Stored dataset items
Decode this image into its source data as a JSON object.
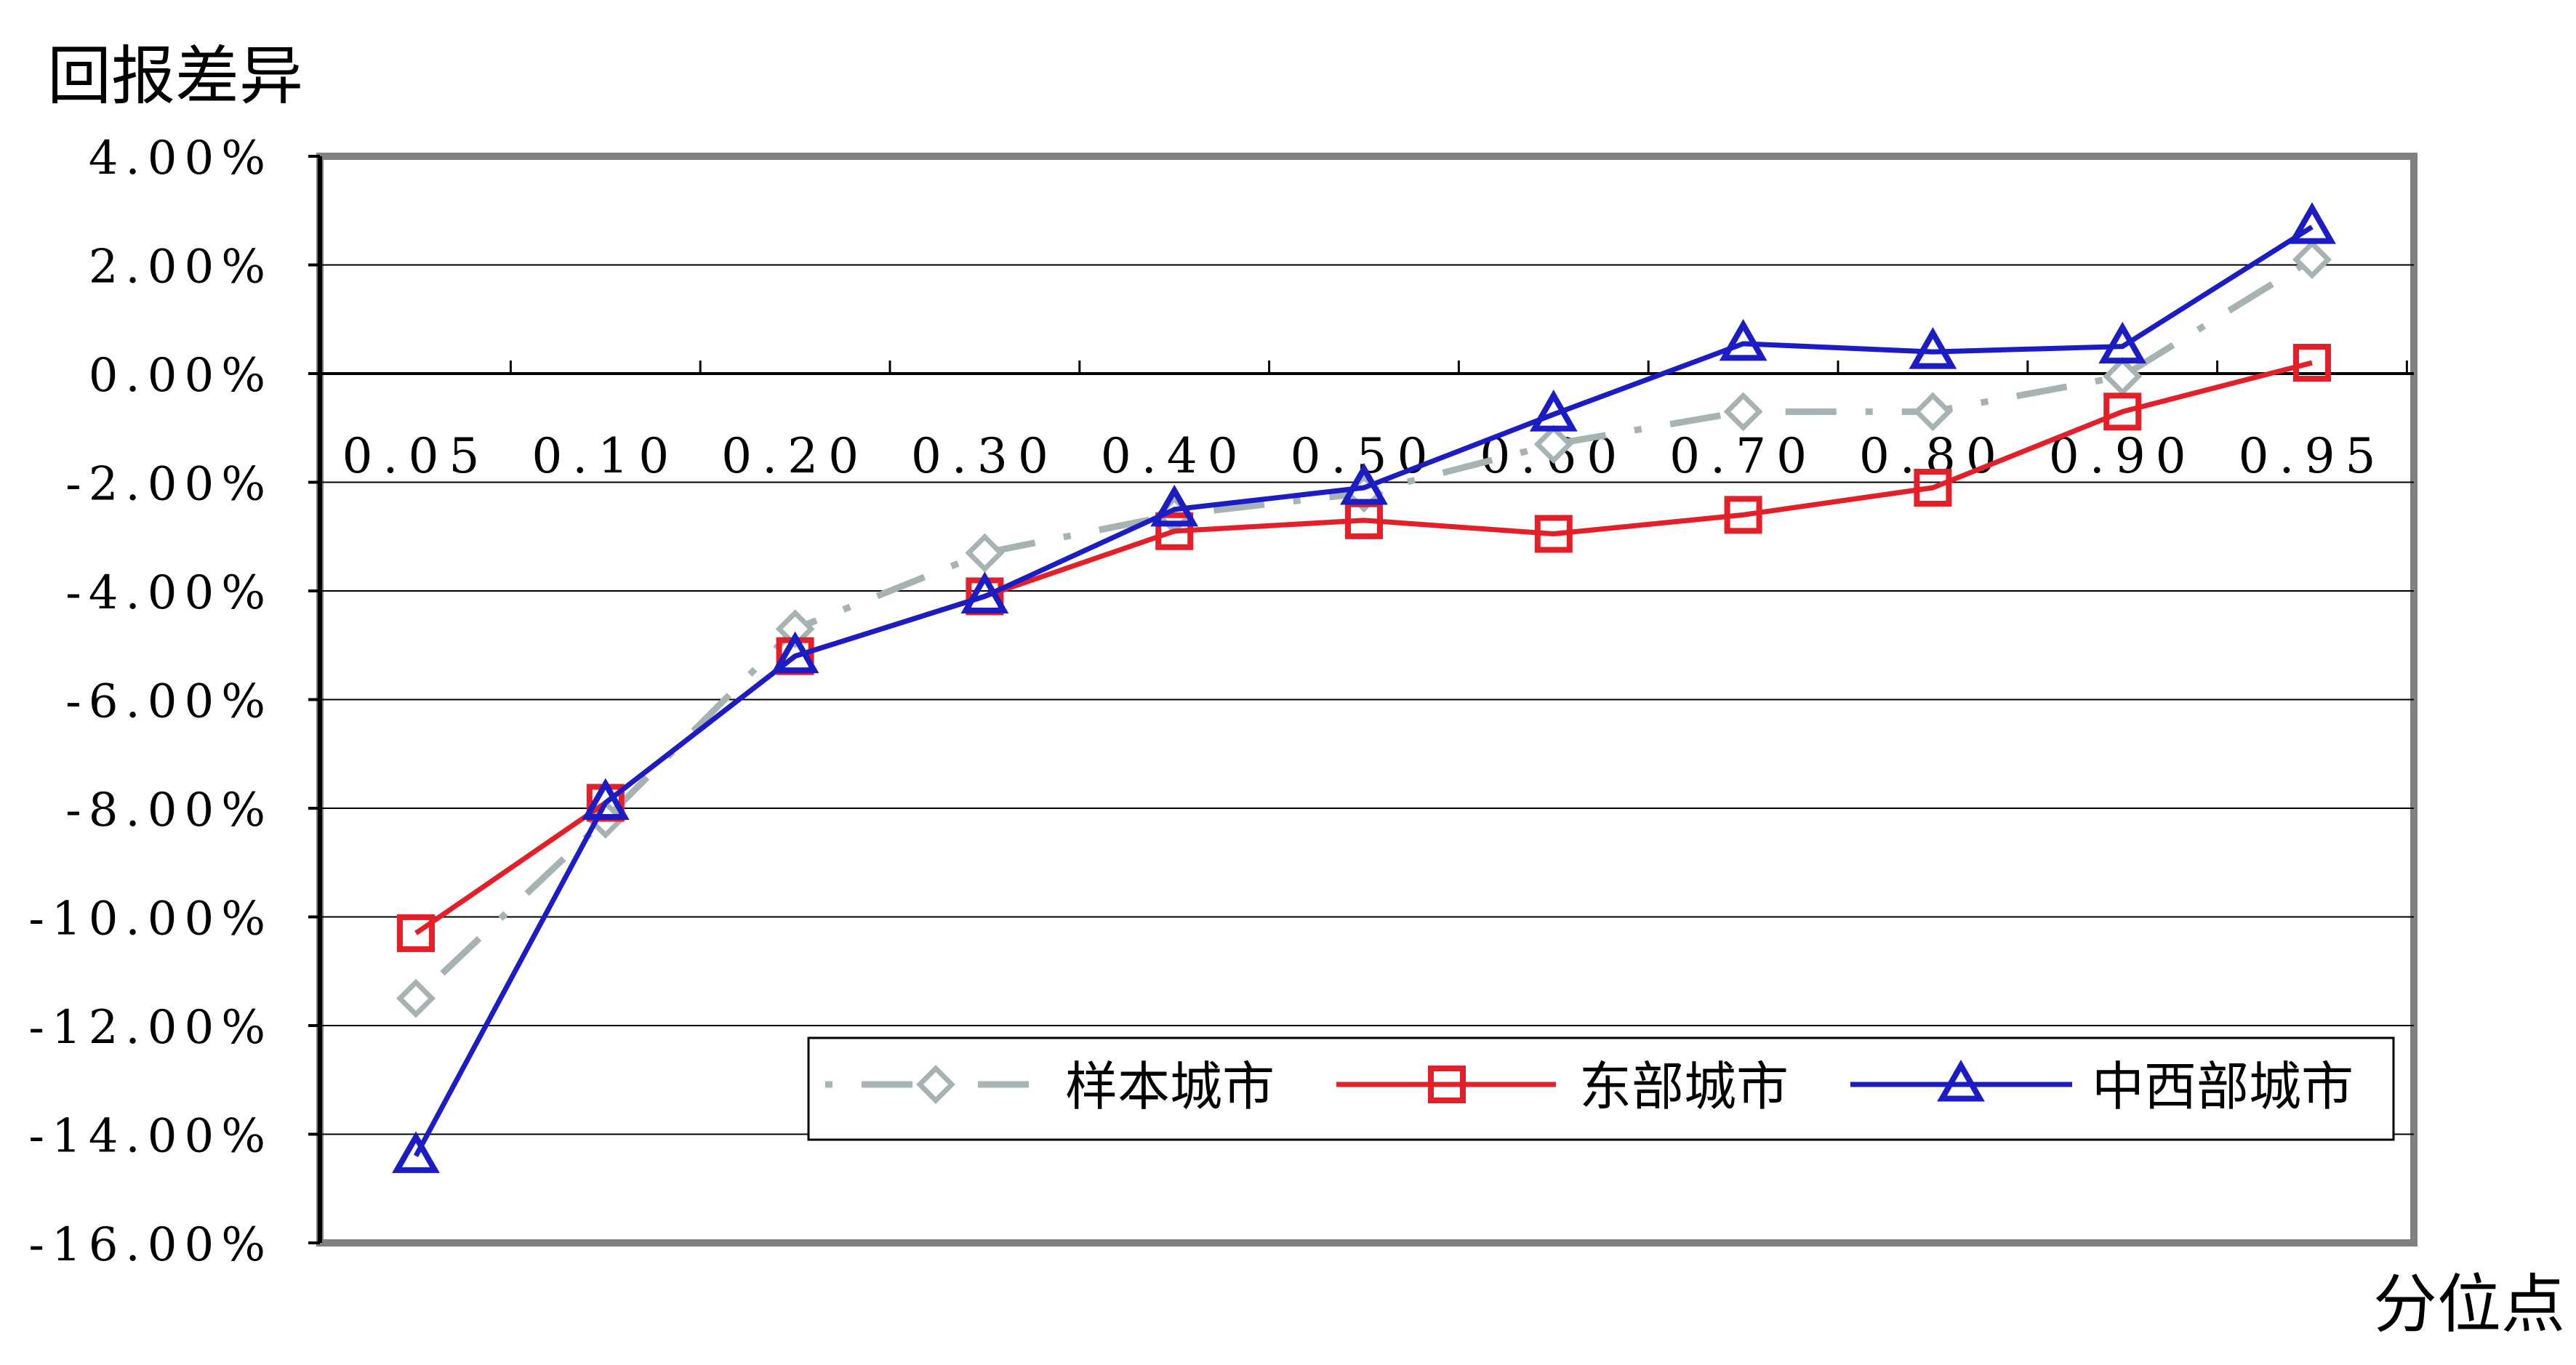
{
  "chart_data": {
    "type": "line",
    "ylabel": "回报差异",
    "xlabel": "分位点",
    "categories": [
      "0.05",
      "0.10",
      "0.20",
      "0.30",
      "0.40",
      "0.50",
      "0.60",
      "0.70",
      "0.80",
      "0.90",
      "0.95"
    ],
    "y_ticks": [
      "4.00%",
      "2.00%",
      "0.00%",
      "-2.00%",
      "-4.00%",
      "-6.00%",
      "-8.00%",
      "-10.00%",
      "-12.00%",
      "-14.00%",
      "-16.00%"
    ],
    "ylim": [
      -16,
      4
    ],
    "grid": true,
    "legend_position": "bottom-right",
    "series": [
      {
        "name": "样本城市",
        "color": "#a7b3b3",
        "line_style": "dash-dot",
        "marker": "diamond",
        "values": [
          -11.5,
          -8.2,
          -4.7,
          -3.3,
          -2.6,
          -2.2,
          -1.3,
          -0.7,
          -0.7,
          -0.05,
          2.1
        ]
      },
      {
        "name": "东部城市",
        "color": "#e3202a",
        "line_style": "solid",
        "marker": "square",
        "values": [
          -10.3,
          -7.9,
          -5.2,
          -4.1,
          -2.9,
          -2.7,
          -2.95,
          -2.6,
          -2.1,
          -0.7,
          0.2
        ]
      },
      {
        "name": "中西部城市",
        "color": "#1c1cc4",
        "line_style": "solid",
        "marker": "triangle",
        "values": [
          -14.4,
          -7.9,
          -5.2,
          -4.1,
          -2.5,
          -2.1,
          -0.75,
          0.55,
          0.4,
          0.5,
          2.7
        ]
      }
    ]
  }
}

* **Aim**: What you return should match the records above word for word, minus the pictures.

* **Exercise answer**:
Decode this image into its source data as a JSON object.
{
  "chart_data": {
    "type": "line",
    "ylabel": "回报差异",
    "xlabel": "分位点",
    "categories": [
      "0.05",
      "0.10",
      "0.20",
      "0.30",
      "0.40",
      "0.50",
      "0.60",
      "0.70",
      "0.80",
      "0.90",
      "0.95"
    ],
    "y_ticks": [
      "4.00%",
      "2.00%",
      "0.00%",
      "-2.00%",
      "-4.00%",
      "-6.00%",
      "-8.00%",
      "-10.00%",
      "-12.00%",
      "-14.00%",
      "-16.00%"
    ],
    "ylim": [
      -16,
      4
    ],
    "grid": true,
    "legend_position": "bottom-right",
    "series": [
      {
        "name": "样本城市",
        "color": "#a7b3b3",
        "line_style": "dash-dot",
        "marker": "diamond",
        "values": [
          -11.5,
          -8.2,
          -4.7,
          -3.3,
          -2.6,
          -2.2,
          -1.3,
          -0.7,
          -0.7,
          -0.05,
          2.1
        ]
      },
      {
        "name": "东部城市",
        "color": "#e3202a",
        "line_style": "solid",
        "marker": "square",
        "values": [
          -10.3,
          -7.9,
          -5.2,
          -4.1,
          -2.9,
          -2.7,
          -2.95,
          -2.6,
          -2.1,
          -0.7,
          0.2
        ]
      },
      {
        "name": "中西部城市",
        "color": "#1c1cc4",
        "line_style": "solid",
        "marker": "triangle",
        "values": [
          -14.4,
          -7.9,
          -5.2,
          -4.1,
          -2.5,
          -2.1,
          -0.75,
          0.55,
          0.4,
          0.5,
          2.7
        ]
      }
    ]
  }
}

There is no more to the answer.